(Dataset records)
━━━━━━━━━━━━━━━━━━━━

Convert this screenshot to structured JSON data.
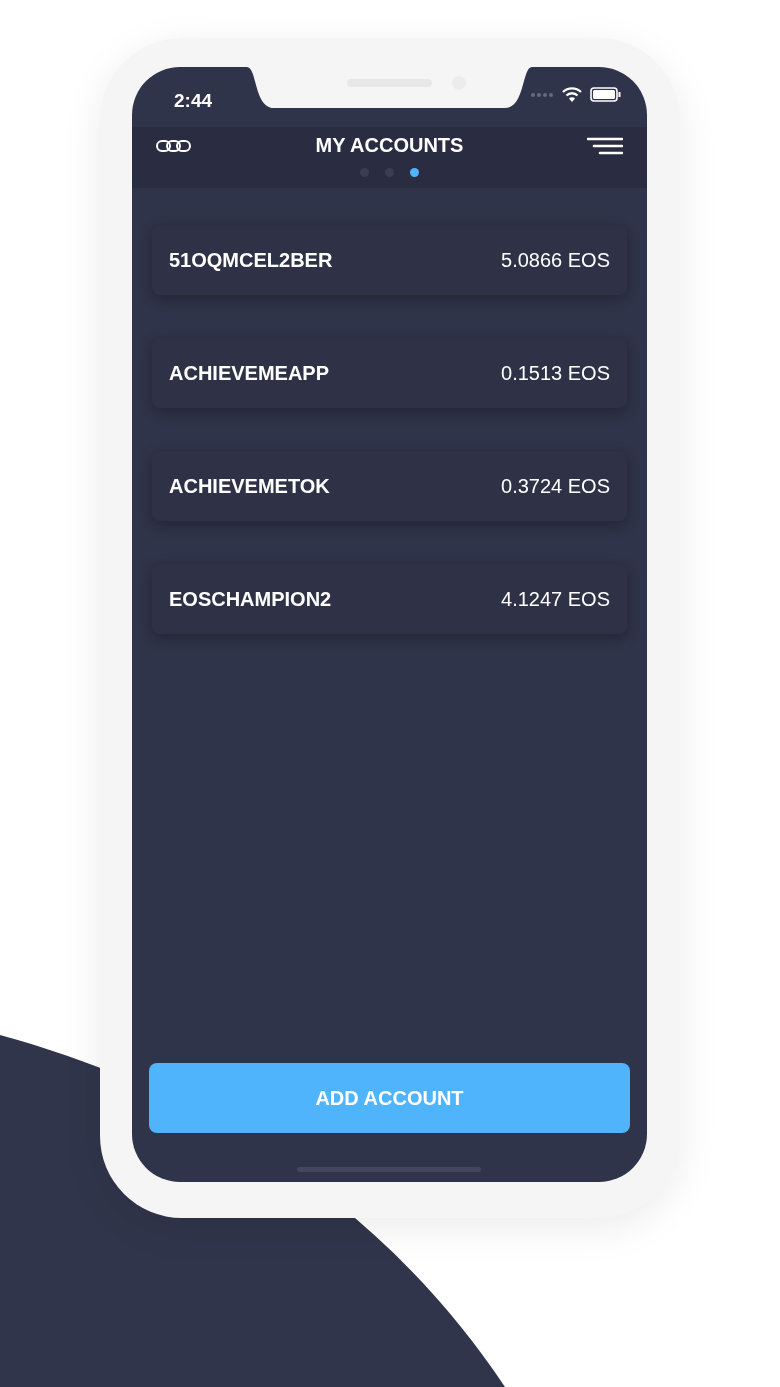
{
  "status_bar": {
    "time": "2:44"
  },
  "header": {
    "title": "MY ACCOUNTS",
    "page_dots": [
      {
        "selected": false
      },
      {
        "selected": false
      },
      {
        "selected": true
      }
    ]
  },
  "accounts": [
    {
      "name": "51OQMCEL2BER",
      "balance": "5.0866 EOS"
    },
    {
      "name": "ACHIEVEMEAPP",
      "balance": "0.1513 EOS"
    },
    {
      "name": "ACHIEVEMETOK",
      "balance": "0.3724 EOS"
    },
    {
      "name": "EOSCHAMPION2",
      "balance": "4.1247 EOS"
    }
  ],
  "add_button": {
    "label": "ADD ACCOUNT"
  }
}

━━━━━━━━━━━━━━━━━━━━

- WRITTEN EXERCISE
State the count of lines holding the string "balance" in the listing above, and nothing else.

- FULL OUTPUT
4